Figure record extracts:
::::

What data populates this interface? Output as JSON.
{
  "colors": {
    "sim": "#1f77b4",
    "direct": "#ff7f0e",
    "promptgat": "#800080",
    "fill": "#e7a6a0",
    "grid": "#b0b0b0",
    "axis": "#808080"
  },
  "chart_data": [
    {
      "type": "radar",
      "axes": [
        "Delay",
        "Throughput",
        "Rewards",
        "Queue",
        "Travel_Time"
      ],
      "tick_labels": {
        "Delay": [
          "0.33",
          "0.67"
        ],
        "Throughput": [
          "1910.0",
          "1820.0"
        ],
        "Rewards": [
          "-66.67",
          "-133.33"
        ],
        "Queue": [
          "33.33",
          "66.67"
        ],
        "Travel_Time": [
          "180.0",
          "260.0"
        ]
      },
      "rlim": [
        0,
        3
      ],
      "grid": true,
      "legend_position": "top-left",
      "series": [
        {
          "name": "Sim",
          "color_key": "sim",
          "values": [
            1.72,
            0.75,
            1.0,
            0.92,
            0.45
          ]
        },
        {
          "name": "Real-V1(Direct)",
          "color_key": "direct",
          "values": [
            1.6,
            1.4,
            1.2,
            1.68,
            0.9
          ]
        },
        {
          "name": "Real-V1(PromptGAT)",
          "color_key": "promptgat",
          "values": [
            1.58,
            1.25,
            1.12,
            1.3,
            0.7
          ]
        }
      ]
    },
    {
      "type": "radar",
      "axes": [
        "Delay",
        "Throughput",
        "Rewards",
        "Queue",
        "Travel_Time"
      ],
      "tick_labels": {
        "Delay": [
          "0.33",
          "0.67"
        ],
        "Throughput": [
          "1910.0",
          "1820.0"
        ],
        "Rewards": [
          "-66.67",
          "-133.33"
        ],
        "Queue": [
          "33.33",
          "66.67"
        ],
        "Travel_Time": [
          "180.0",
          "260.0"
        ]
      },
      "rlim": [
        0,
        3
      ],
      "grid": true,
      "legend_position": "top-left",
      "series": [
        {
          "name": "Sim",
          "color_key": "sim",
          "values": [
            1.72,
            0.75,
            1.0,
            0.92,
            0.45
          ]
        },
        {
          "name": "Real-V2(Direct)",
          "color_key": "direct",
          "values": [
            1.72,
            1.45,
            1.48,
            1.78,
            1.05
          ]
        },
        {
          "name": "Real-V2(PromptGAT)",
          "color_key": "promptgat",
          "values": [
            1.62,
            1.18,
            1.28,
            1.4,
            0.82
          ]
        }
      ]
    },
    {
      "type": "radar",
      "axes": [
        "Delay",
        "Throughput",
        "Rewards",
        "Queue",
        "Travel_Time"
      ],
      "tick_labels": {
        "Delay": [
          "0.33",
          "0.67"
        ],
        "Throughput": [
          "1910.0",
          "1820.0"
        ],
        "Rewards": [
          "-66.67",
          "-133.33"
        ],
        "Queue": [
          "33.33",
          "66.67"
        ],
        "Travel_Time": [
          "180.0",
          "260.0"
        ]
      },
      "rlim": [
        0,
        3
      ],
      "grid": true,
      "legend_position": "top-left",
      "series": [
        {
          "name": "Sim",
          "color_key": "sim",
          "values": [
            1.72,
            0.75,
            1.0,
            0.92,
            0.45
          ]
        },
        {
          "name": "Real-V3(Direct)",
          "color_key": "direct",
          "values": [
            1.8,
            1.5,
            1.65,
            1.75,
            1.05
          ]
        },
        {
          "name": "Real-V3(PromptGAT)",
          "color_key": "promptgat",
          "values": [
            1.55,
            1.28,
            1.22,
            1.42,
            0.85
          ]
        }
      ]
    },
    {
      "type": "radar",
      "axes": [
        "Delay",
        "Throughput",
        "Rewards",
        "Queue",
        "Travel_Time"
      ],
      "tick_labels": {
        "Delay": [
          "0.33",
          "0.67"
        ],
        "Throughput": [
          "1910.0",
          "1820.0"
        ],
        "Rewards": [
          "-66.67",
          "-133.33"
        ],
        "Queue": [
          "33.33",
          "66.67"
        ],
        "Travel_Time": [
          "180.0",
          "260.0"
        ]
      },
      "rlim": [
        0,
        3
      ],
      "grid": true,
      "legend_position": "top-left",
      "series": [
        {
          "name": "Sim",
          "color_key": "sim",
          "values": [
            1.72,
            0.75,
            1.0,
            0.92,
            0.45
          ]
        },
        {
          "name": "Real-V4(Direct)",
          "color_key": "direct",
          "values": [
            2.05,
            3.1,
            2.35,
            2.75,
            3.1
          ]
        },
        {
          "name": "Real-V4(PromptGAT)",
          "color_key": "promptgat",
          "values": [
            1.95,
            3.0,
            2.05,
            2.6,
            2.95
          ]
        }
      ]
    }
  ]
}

::::

Copy out the full listing exactly.

What data populates this interface? Output as JSON.
{
  "colors": {
    "sim": "#1f77b4",
    "direct": "#ff7f0e",
    "promptgat": "#800080",
    "fill": "#e7a6a0",
    "grid": "#b0b0b0",
    "axis": "#808080"
  },
  "chart_data": [
    {
      "type": "radar",
      "axes": [
        "Delay",
        "Throughput",
        "Rewards",
        "Queue",
        "Travel_Time"
      ],
      "tick_labels": {
        "Delay": [
          "0.33",
          "0.67"
        ],
        "Throughput": [
          "1910.0",
          "1820.0"
        ],
        "Rewards": [
          "-66.67",
          "-133.33"
        ],
        "Queue": [
          "33.33",
          "66.67"
        ],
        "Travel_Time": [
          "180.0",
          "260.0"
        ]
      },
      "rlim": [
        0,
        3
      ],
      "grid": true,
      "legend_position": "top-left",
      "series": [
        {
          "name": "Sim",
          "color_key": "sim",
          "values": [
            1.72,
            0.75,
            1.0,
            0.92,
            0.45
          ]
        },
        {
          "name": "Real-V1(Direct)",
          "color_key": "direct",
          "values": [
            1.6,
            1.4,
            1.2,
            1.68,
            0.9
          ]
        },
        {
          "name": "Real-V1(PromptGAT)",
          "color_key": "promptgat",
          "values": [
            1.58,
            1.25,
            1.12,
            1.3,
            0.7
          ]
        }
      ]
    },
    {
      "type": "radar",
      "axes": [
        "Delay",
        "Throughput",
        "Rewards",
        "Queue",
        "Travel_Time"
      ],
      "tick_labels": {
        "Delay": [
          "0.33",
          "0.67"
        ],
        "Throughput": [
          "1910.0",
          "1820.0"
        ],
        "Rewards": [
          "-66.67",
          "-133.33"
        ],
        "Queue": [
          "33.33",
          "66.67"
        ],
        "Travel_Time": [
          "180.0",
          "260.0"
        ]
      },
      "rlim": [
        0,
        3
      ],
      "grid": true,
      "legend_position": "top-left",
      "series": [
        {
          "name": "Sim",
          "color_key": "sim",
          "values": [
            1.72,
            0.75,
            1.0,
            0.92,
            0.45
          ]
        },
        {
          "name": "Real-V2(Direct)",
          "color_key": "direct",
          "values": [
            1.72,
            1.45,
            1.48,
            1.78,
            1.05
          ]
        },
        {
          "name": "Real-V2(PromptGAT)",
          "color_key": "promptgat",
          "values": [
            1.62,
            1.18,
            1.28,
            1.4,
            0.82
          ]
        }
      ]
    },
    {
      "type": "radar",
      "axes": [
        "Delay",
        "Throughput",
        "Rewards",
        "Queue",
        "Travel_Time"
      ],
      "tick_labels": {
        "Delay": [
          "0.33",
          "0.67"
        ],
        "Throughput": [
          "1910.0",
          "1820.0"
        ],
        "Rewards": [
          "-66.67",
          "-133.33"
        ],
        "Queue": [
          "33.33",
          "66.67"
        ],
        "Travel_Time": [
          "180.0",
          "260.0"
        ]
      },
      "rlim": [
        0,
        3
      ],
      "grid": true,
      "legend_position": "top-left",
      "series": [
        {
          "name": "Sim",
          "color_key": "sim",
          "values": [
            1.72,
            0.75,
            1.0,
            0.92,
            0.45
          ]
        },
        {
          "name": "Real-V3(Direct)",
          "color_key": "direct",
          "values": [
            1.8,
            1.5,
            1.65,
            1.75,
            1.05
          ]
        },
        {
          "name": "Real-V3(PromptGAT)",
          "color_key": "promptgat",
          "values": [
            1.55,
            1.28,
            1.22,
            1.42,
            0.85
          ]
        }
      ]
    },
    {
      "type": "radar",
      "axes": [
        "Delay",
        "Throughput",
        "Rewards",
        "Queue",
        "Travel_Time"
      ],
      "tick_labels": {
        "Delay": [
          "0.33",
          "0.67"
        ],
        "Throughput": [
          "1910.0",
          "1820.0"
        ],
        "Rewards": [
          "-66.67",
          "-133.33"
        ],
        "Queue": [
          "33.33",
          "66.67"
        ],
        "Travel_Time": [
          "180.0",
          "260.0"
        ]
      },
      "rlim": [
        0,
        3
      ],
      "grid": true,
      "legend_position": "top-left",
      "series": [
        {
          "name": "Sim",
          "color_key": "sim",
          "values": [
            1.72,
            0.75,
            1.0,
            0.92,
            0.45
          ]
        },
        {
          "name": "Real-V4(Direct)",
          "color_key": "direct",
          "values": [
            2.05,
            3.1,
            2.35,
            2.75,
            3.1
          ]
        },
        {
          "name": "Real-V4(PromptGAT)",
          "color_key": "promptgat",
          "values": [
            1.95,
            3.0,
            2.05,
            2.6,
            2.95
          ]
        }
      ]
    }
  ]
}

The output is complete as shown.